WHAT TO WORK ON →
[1] According to Lord Tyrie's speech on the Regulatory Decisions Committee, in what year did he chair the Parliamentary Commission on Banking Standards?
[2] Copy down the passage of Lord Tyrie's speech on the Regulatory Decisions Committee word for word, starting with "The price of" and going on through "for its operations.".

SUPPLIED TEXT →
┌──

Lord Tyrie
Main Page: Lord Tyrie (Non-affiliated - Life peer)Department Debates - View all Lord Tyrie's debates with the HM Treasury
(1 year, 6 months ago)
Lords ChamberI declare my interest as a consultant to DLA Piper, which helped me with drafting the amendment.
The need to provide the RDC with statutory autonomy was a recommendation of the Parliamentary Commission on Banking Standards, which I chaired in 2013. The purpose of my amendment is to give the FCA’s internal watchdog, the Regulatory Decisions Committee, greater independence by putting it on a statutory footing. I set out why this is necessary in Committee so I will not repeat all those arguments now but, in a nutshell, the benefit will be greater fairness for firms and individuals; it can be accomplished without compromising high-quality enforcement.
The case for this is pretty straightforward. The RDC was created to act as a check on what would otherwise be the FCA’s almost untrammelled power of enforcement. The RDC is the FCA’s in-house watchdog —a second pair of eyes—which can stop an enforcement action. In theory, firms could go to the Upper Tribunal, the equivalent of the High Court, but that is very costly and the fact that its proceedings are in public creates huge reputational risk for a firm or individual going there. For many of them, that can be terminal. So, the RDC is often the only practical safeguard they have against overly zealous enforcement by the FCA.
The problem for the RDC is that it does not have enough statutory authority to do the job as well as it should. At the moment, the RDC’s operational independence is wafer-thin. For a start, the RDC is subordinate to the FCA board. The board can and does decide what type of cases the RDC looks at, what resources are available to it and what procedures it should follow. The RDC also sits down the corridor from the enforcement team in the FCA. So it is small wonder that firms think it is much less than fully independent.
The price of the perception that the RDC is not fully independent is not just a sense of unfairness among some in the regulated community; it also carries a significant economic cost. It acts as a deterrent to activity and investment to many who do not want to take a risk of being on the wrong side of the enforcers. It is for these reasons, among others, that the Parliamentary Banking Commission, which I chaired, concluded that the RDC should be provided with statutory autonomy for its operations.

└──

DATA RECORDS →
┌──

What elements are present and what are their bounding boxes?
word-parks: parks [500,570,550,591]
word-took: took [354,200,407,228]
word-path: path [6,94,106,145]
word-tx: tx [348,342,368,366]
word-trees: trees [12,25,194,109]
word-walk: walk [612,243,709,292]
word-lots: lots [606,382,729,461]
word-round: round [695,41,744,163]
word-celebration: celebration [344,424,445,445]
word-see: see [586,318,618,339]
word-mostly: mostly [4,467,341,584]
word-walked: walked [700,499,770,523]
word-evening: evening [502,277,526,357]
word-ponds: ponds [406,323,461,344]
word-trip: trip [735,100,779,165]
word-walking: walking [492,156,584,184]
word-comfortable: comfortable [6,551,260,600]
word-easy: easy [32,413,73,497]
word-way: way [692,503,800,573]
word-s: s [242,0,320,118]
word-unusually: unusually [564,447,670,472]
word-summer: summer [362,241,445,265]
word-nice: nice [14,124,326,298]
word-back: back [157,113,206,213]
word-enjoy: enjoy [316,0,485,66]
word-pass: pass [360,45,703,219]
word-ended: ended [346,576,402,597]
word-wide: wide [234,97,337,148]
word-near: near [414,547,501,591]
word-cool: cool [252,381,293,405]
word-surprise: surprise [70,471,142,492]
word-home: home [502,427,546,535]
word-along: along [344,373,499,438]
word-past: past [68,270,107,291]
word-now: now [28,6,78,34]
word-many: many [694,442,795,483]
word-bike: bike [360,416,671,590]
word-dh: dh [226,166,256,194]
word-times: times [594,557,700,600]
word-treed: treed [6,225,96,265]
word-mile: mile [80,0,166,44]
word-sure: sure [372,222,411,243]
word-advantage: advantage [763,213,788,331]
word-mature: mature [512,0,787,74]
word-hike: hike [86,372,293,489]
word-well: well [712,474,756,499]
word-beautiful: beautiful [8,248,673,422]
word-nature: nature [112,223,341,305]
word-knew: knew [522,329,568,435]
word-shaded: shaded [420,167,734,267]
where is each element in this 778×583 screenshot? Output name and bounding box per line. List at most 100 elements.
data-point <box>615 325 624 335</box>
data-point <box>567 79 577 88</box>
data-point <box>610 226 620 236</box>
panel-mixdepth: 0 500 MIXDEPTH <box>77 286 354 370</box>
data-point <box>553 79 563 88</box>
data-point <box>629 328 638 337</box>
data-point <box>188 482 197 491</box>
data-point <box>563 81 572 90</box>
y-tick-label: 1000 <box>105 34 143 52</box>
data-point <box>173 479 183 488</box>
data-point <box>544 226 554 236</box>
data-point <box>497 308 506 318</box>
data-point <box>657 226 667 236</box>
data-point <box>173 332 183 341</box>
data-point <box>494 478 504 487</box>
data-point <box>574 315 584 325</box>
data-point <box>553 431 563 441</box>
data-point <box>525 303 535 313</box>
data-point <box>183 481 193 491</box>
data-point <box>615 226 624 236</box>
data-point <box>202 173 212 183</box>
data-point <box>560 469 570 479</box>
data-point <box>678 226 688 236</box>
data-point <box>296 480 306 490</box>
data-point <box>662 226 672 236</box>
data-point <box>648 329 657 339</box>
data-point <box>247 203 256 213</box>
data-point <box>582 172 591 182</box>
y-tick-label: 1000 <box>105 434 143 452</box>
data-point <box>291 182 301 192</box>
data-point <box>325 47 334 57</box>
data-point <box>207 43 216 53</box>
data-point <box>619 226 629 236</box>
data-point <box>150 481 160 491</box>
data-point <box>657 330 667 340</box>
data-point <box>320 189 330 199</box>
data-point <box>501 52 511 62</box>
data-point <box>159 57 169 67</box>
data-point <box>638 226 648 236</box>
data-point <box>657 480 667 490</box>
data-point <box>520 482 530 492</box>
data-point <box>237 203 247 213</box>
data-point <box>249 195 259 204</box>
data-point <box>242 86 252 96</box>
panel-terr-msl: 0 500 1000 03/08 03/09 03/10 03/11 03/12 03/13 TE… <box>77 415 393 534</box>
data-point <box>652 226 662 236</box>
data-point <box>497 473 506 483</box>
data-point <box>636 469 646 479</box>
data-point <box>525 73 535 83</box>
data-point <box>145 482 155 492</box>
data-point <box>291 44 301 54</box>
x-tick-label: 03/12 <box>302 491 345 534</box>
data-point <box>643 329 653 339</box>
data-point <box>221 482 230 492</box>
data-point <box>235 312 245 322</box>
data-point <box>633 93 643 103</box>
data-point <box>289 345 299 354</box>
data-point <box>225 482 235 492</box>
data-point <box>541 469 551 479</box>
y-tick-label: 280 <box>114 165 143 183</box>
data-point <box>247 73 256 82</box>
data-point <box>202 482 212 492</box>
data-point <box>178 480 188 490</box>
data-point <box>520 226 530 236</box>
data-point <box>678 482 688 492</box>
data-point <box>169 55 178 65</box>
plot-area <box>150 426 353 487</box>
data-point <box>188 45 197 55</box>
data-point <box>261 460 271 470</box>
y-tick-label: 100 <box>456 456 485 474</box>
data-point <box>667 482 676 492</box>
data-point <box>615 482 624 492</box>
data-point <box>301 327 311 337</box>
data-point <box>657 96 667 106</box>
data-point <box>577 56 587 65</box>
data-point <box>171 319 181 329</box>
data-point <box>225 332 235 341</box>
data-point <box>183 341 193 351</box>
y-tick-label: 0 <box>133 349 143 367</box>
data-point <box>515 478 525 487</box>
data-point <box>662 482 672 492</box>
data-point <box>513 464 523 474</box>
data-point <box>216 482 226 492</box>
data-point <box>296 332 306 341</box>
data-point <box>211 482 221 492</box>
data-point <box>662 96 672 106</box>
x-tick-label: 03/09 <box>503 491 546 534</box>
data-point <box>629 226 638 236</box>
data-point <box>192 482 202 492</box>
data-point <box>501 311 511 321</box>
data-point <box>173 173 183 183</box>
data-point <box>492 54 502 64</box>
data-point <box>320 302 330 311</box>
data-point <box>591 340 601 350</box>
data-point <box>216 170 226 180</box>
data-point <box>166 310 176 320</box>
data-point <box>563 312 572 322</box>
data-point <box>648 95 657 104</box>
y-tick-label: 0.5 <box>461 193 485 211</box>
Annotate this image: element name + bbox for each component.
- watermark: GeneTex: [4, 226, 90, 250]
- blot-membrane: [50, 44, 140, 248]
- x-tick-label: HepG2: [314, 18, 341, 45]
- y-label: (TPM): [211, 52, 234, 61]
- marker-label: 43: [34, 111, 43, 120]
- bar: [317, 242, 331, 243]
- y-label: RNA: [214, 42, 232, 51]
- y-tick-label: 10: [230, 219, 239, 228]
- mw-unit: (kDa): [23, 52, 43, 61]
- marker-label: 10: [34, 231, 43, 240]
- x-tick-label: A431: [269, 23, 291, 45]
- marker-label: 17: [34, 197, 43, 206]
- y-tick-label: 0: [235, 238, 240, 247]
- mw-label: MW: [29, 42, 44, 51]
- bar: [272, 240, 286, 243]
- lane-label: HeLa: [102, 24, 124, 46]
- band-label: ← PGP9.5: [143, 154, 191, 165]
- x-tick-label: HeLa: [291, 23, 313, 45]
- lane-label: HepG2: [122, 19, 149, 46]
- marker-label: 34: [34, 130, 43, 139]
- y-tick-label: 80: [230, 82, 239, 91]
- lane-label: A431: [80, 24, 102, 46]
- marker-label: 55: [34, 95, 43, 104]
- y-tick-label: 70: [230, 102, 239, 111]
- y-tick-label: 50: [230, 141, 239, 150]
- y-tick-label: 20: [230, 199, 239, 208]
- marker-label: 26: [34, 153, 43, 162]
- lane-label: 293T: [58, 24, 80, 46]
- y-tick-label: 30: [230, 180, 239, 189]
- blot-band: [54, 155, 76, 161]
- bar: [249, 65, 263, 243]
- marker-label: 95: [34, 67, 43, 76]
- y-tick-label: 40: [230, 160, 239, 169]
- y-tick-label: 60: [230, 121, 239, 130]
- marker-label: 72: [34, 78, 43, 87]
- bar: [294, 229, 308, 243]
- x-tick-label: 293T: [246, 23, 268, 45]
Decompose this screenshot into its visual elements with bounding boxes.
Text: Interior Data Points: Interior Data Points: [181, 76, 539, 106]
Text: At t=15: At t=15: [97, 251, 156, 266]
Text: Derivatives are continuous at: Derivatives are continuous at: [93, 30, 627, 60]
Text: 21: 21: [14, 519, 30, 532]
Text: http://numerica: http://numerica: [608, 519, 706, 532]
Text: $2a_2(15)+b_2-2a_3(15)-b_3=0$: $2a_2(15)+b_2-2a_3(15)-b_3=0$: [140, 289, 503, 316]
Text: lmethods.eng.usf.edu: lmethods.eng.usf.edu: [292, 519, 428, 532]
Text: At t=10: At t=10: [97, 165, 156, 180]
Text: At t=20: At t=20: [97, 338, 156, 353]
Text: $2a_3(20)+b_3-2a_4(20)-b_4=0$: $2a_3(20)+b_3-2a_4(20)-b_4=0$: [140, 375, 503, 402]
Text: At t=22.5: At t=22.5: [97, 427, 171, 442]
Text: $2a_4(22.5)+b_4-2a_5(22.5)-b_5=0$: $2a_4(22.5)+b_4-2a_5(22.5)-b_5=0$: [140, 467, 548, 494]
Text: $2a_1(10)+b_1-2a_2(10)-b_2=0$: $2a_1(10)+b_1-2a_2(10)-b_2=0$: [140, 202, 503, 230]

└──

OUTPUTS BY TASK →
[1] 2013

[2]
The price of the perception that the RDC is not fully independent is not just a sense of unfairness among some in the regulated community; it also carries a significant economic cost. It acts as a deterrent to activity and investment to many who do not want to take a risk of being on the wrong side of the enforcers. It is for these reasons, among others, that the Parliamentary Banking Commission, which I chaired, concluded that the RDC should be provided with statutory autonomy for its operations.